▶ _DATA FOR THE TASK_
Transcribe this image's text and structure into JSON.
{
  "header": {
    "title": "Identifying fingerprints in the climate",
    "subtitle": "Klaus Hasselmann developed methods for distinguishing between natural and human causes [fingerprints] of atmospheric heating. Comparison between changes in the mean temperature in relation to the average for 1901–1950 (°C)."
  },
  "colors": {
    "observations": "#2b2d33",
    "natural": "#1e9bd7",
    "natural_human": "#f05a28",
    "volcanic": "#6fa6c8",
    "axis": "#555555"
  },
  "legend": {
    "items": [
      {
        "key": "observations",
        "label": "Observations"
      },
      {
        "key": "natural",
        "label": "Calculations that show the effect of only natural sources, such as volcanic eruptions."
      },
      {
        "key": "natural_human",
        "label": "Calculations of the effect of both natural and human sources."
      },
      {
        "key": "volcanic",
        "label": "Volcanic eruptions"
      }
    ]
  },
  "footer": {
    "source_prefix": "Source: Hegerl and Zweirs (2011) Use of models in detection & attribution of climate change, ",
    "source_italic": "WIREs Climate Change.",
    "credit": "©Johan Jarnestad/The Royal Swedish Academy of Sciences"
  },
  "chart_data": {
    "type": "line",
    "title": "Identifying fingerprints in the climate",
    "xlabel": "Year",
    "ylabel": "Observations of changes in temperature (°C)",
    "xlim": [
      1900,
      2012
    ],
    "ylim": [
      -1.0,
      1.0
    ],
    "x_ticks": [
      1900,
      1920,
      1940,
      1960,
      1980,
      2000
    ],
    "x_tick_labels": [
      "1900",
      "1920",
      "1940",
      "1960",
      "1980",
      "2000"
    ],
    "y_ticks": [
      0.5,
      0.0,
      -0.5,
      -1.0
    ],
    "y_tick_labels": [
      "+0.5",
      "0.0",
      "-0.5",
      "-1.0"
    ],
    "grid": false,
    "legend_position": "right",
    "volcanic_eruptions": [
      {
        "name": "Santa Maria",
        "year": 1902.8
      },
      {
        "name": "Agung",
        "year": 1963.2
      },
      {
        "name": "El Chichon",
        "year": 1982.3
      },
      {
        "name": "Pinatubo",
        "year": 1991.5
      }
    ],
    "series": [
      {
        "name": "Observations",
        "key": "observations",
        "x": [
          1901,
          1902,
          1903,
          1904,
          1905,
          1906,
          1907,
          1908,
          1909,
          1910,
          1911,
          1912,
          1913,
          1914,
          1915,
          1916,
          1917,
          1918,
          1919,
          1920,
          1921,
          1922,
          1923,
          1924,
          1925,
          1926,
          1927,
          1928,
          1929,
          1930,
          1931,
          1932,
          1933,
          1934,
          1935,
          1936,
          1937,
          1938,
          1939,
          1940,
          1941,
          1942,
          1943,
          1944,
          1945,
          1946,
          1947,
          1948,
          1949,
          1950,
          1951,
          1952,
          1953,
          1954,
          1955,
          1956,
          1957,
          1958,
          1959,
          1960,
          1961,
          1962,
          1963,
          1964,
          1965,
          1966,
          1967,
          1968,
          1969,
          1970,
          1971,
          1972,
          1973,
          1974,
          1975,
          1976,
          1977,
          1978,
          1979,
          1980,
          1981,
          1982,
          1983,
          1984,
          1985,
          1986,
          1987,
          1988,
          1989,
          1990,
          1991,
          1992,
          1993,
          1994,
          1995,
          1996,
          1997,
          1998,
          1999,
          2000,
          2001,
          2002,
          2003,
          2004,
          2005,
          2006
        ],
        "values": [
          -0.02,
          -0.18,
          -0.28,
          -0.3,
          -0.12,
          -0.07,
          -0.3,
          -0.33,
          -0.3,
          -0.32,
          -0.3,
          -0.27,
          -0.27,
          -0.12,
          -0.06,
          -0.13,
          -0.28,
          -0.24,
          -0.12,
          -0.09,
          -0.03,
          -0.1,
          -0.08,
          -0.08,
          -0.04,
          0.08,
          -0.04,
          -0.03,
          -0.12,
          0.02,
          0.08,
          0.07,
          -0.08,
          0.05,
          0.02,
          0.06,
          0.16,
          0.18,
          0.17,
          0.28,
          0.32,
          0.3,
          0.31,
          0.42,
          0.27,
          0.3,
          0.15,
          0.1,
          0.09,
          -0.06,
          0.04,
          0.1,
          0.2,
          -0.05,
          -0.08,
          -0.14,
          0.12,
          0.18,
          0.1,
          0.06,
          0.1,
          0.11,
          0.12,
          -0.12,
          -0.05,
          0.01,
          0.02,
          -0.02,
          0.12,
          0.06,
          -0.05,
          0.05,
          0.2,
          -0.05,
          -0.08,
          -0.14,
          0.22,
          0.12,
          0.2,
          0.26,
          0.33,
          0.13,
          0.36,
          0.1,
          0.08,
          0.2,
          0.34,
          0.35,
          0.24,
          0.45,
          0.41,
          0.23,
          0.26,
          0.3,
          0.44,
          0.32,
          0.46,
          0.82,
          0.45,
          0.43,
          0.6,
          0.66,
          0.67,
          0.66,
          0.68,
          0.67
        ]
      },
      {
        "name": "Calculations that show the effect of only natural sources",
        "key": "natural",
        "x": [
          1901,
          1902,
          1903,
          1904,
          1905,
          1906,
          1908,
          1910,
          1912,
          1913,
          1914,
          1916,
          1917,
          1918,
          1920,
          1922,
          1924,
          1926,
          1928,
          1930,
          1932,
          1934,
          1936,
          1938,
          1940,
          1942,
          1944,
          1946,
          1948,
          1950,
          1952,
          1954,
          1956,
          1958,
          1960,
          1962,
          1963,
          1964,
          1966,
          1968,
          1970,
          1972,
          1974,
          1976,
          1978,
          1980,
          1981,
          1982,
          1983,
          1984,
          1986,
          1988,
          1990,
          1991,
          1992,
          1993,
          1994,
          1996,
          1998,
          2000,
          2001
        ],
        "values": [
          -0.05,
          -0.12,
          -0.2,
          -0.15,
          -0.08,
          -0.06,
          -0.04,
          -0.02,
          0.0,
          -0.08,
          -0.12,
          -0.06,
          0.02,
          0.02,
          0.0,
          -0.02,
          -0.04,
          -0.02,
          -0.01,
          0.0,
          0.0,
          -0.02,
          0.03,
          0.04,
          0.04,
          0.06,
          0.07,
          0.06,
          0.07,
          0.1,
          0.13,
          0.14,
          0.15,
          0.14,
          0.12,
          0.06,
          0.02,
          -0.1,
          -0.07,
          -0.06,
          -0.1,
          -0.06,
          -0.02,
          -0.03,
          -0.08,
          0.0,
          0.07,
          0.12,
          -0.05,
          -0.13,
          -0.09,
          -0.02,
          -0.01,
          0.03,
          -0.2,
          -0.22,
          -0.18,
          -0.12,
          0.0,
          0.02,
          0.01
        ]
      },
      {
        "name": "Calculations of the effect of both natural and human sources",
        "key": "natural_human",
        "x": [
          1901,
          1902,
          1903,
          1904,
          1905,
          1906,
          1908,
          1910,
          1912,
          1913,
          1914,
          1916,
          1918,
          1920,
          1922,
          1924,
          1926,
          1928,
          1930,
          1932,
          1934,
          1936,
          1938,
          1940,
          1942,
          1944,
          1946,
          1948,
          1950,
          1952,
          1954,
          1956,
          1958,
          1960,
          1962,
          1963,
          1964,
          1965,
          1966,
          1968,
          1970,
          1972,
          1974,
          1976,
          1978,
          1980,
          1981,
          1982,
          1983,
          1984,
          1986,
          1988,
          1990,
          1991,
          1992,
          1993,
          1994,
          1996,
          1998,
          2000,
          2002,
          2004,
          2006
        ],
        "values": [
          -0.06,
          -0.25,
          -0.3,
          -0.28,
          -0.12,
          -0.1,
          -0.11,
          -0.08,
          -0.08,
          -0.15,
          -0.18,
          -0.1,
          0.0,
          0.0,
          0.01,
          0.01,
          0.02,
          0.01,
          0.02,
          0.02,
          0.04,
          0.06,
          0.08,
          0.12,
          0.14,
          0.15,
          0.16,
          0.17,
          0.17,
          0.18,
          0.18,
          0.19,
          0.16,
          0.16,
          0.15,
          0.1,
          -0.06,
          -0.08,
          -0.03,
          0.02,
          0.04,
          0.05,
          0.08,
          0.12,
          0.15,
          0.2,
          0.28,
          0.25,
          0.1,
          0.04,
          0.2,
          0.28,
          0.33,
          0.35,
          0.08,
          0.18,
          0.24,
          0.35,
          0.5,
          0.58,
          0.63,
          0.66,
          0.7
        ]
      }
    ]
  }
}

▶ _AIM_
Extract each line holding the string "only".

▶ _SOLUTION_
        "label": "Calculations that show the effect of only natural sources, such as volcanic eruptions."
        "name": "Calculations that show the effect of only natural sources",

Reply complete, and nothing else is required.